--- start of ENTRIES ---

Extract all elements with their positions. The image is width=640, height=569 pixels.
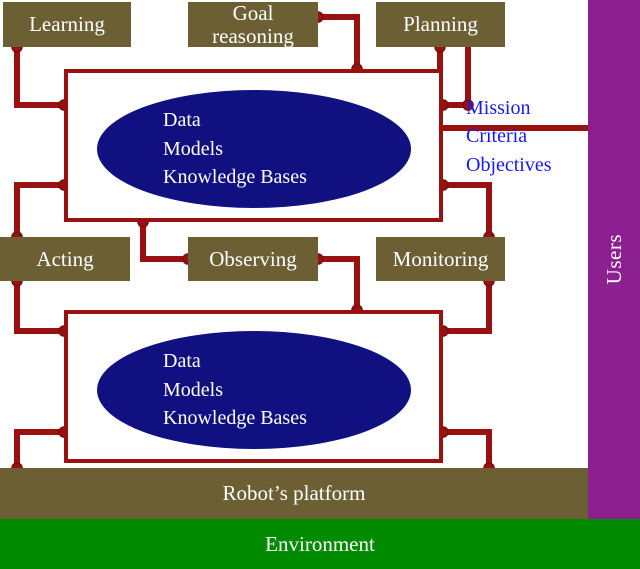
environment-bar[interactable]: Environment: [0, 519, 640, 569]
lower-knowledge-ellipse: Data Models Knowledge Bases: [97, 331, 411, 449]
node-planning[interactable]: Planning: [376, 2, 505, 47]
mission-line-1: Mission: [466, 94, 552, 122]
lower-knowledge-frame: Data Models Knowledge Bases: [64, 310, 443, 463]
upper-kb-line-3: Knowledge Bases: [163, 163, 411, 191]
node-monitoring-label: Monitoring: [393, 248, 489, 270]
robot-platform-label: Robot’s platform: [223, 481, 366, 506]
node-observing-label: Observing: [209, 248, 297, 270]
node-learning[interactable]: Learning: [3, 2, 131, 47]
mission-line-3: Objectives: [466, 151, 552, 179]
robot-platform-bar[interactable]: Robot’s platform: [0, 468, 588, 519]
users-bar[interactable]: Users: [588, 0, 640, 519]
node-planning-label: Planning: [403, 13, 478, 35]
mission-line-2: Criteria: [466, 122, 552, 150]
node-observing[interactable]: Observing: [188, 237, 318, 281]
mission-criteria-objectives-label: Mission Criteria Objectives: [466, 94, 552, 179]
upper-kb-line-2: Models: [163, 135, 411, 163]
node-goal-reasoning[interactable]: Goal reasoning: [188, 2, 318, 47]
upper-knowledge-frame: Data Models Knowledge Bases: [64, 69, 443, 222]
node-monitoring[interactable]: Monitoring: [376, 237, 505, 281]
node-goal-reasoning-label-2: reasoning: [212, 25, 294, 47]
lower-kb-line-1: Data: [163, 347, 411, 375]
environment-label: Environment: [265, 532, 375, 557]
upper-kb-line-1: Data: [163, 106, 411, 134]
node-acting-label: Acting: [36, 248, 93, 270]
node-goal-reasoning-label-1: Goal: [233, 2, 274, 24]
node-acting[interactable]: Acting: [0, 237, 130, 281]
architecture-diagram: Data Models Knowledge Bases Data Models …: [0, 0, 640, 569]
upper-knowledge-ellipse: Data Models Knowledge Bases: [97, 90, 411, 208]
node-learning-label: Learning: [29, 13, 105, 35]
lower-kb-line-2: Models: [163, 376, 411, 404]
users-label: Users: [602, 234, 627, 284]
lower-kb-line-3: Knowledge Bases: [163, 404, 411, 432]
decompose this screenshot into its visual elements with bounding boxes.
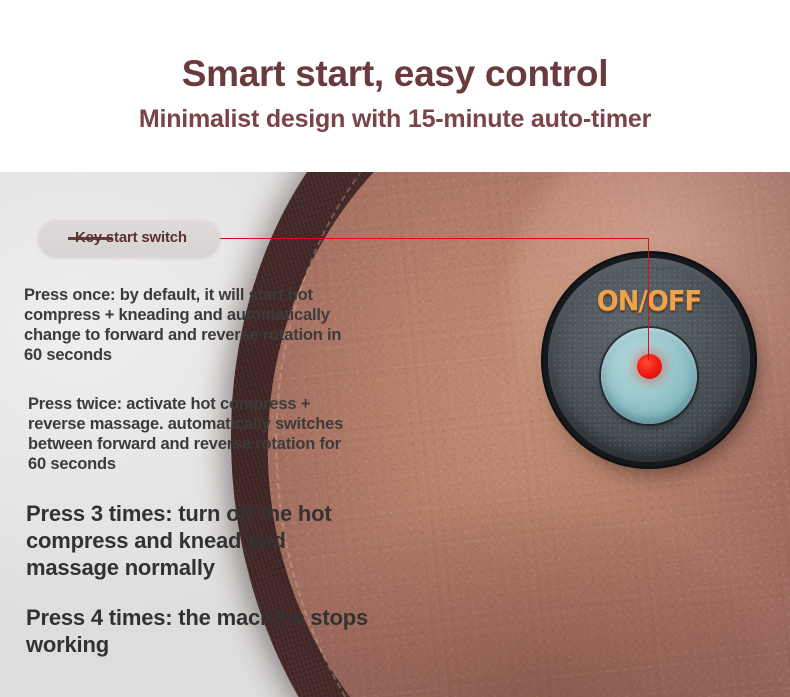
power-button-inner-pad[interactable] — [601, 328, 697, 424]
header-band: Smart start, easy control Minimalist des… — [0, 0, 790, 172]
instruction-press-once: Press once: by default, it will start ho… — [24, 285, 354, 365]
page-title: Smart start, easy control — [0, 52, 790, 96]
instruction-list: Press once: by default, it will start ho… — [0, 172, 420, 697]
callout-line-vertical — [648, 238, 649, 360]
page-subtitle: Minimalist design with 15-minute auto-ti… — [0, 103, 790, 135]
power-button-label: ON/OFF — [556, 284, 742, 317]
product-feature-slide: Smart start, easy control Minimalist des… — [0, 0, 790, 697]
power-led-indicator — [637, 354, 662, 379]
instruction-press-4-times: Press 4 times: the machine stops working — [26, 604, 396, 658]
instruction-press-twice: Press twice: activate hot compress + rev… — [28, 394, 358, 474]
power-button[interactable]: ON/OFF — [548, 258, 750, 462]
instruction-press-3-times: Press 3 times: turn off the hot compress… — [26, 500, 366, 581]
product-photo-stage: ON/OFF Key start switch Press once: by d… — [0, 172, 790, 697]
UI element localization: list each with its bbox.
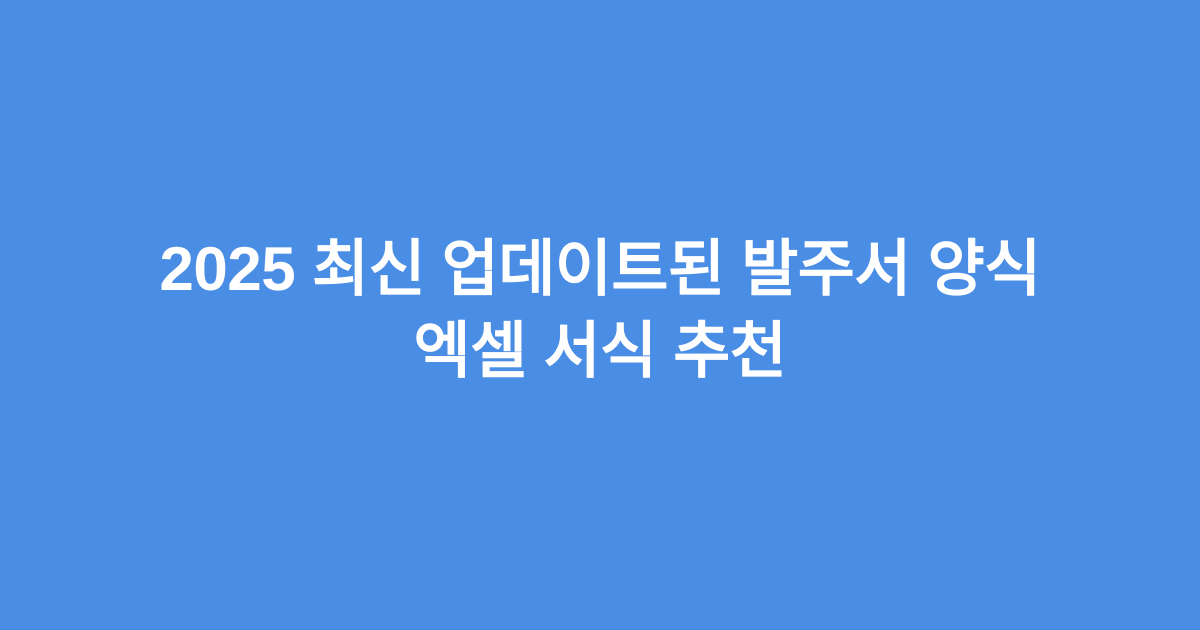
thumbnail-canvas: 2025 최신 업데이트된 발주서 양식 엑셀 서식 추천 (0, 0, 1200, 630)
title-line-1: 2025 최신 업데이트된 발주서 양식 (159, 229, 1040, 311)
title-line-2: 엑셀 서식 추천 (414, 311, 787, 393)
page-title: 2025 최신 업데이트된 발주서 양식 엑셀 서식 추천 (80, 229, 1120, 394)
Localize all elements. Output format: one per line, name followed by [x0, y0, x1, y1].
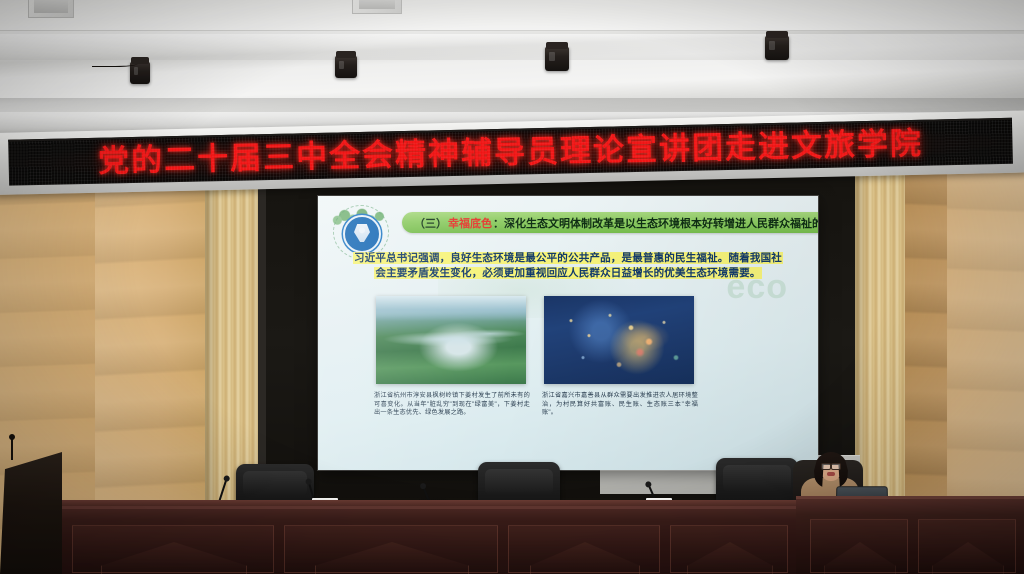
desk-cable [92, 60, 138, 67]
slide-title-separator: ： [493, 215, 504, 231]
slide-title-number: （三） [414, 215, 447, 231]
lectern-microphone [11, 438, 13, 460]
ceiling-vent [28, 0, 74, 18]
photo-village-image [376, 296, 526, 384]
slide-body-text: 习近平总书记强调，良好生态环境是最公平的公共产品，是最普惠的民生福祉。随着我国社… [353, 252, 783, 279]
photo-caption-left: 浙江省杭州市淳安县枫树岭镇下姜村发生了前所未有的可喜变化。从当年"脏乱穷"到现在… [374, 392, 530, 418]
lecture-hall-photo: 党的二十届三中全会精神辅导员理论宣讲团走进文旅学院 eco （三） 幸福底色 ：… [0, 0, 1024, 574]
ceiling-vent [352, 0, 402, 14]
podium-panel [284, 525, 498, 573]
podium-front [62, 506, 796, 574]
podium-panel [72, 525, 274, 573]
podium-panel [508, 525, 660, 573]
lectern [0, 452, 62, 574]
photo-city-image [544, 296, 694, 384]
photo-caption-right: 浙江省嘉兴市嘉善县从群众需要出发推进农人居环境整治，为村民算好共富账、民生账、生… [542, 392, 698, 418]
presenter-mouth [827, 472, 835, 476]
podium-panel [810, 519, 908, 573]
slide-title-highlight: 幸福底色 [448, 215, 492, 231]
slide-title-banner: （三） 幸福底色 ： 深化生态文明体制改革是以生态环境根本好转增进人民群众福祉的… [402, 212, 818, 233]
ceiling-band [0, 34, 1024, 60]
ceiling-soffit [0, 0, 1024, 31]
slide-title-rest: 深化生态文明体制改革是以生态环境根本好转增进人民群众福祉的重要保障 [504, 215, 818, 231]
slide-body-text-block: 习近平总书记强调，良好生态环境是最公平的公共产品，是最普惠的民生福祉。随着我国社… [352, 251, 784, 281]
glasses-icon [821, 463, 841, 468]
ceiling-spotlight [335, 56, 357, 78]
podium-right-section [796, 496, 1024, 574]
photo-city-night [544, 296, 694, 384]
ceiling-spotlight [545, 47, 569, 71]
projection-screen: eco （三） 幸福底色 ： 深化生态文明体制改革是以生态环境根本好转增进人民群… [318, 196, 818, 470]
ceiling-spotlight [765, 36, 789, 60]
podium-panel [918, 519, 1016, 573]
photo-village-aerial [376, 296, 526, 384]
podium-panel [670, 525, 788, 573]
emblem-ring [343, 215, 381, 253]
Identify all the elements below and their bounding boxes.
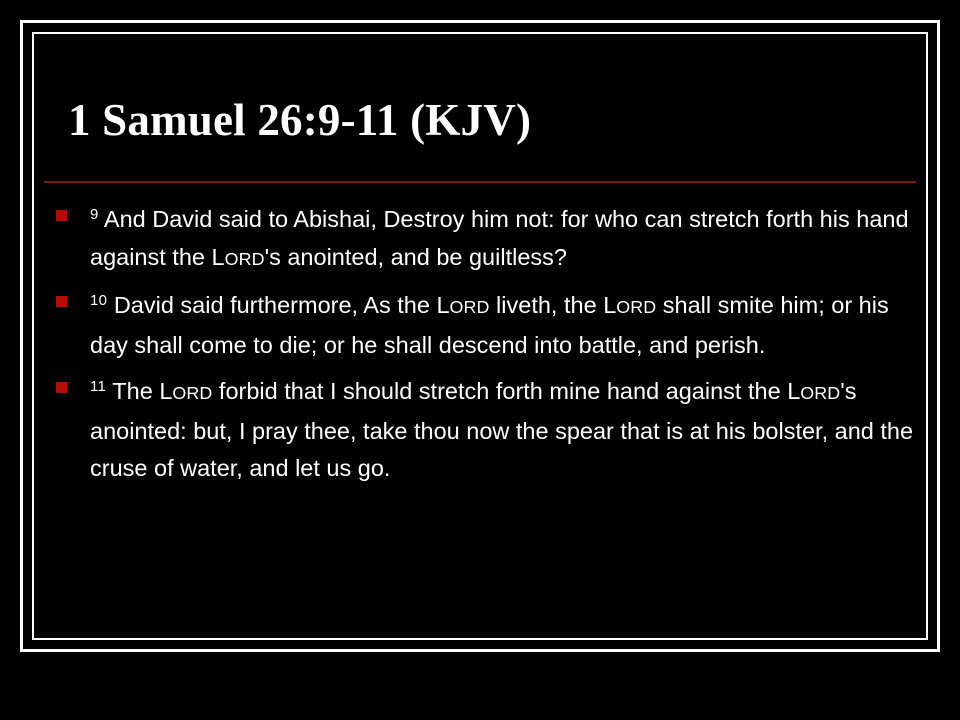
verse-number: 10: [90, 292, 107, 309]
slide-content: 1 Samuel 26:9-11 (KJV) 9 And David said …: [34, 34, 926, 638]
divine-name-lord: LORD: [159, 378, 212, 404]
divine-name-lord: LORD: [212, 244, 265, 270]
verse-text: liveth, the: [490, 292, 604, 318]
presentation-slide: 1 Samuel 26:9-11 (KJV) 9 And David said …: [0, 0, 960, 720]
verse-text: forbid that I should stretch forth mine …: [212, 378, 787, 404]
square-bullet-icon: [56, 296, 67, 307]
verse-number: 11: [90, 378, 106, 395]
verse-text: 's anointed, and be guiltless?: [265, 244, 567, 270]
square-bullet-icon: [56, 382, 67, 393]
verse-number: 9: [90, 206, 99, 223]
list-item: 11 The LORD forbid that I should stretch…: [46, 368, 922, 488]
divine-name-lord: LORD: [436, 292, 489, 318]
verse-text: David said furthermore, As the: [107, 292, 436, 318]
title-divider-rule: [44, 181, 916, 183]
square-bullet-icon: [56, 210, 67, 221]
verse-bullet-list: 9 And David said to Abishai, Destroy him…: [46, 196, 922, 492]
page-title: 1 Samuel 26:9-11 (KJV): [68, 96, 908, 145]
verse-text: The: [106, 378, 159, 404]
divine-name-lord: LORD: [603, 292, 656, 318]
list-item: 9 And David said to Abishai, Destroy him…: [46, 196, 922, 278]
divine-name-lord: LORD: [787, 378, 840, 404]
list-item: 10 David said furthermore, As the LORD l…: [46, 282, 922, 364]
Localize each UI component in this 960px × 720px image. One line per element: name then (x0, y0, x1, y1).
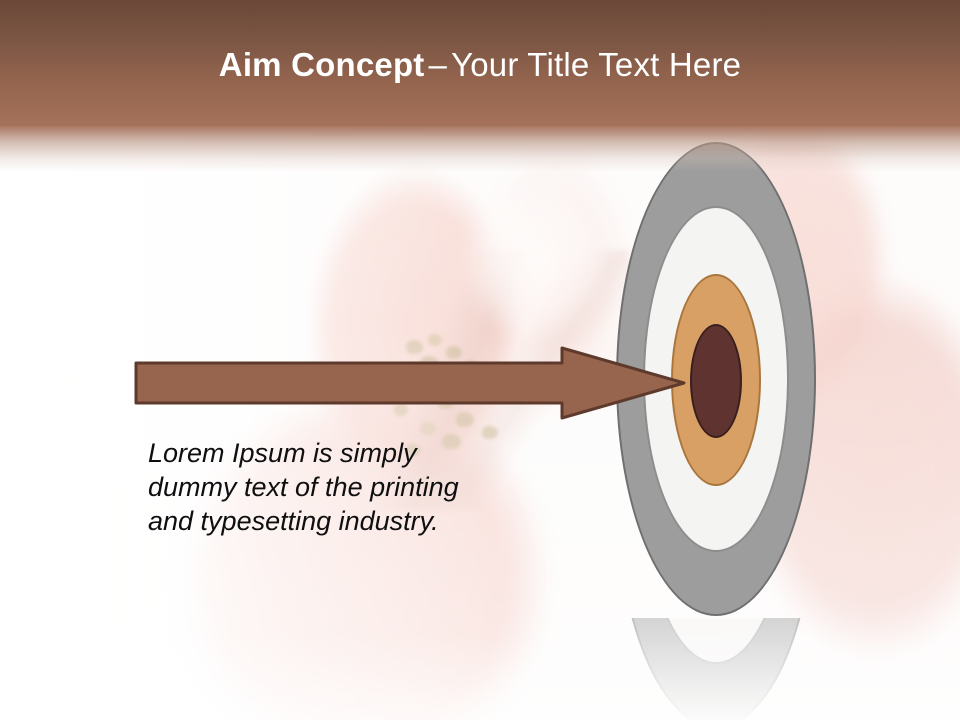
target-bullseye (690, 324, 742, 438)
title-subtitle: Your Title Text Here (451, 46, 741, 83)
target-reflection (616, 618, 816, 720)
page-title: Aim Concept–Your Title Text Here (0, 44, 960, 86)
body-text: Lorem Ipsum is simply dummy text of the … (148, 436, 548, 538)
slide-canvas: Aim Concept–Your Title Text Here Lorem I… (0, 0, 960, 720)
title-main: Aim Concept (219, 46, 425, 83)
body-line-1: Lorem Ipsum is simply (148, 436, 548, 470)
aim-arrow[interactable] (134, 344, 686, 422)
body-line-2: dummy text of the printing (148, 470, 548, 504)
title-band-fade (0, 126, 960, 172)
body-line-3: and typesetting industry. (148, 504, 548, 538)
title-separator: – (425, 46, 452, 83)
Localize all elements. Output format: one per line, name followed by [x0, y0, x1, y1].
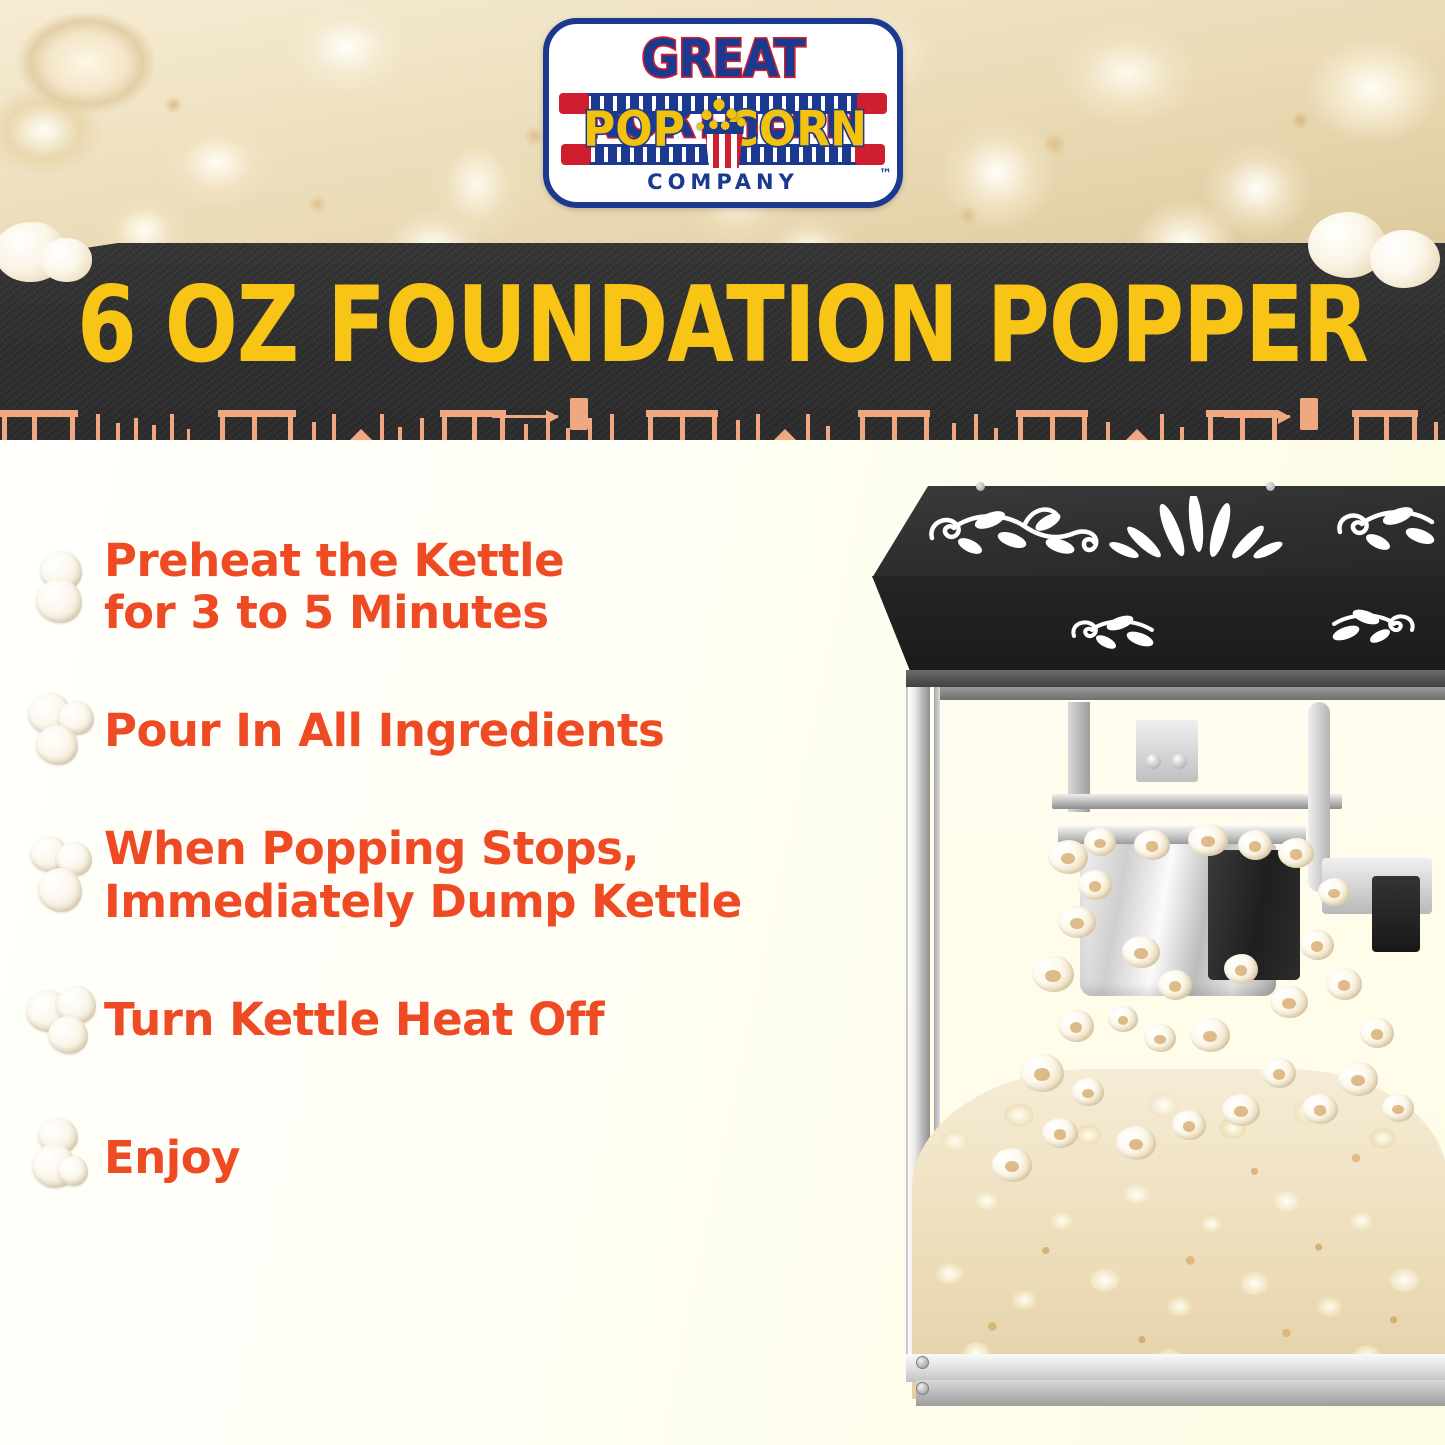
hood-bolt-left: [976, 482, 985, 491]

--- end of ENTRIES ---

- STATED TASK -
Render the stretch of items from the line containing "environment-bar[interactable]: Environment: [0, 519, 640, 569]" through the line containing "mission-line-1: Mission: [466, 94, 552, 122]" as a Markdown table with the columns Row and Line, one row per line and blank lines omitted.

- RESPONSE TO THIS EXERCISE -
| Row | Line |
|---|---|
| 1 | environment-bar[interactable]: Environment: [0, 519, 640, 569] |
| 2 | lower-knowledge-ellipse: Data Models Knowledge Bases: [97, 331, 411, 449] |
| 3 | node-planning[interactable]: Planning: [376, 2, 505, 47] |
| 4 | mission-line-1: Mission: [466, 94, 552, 122] |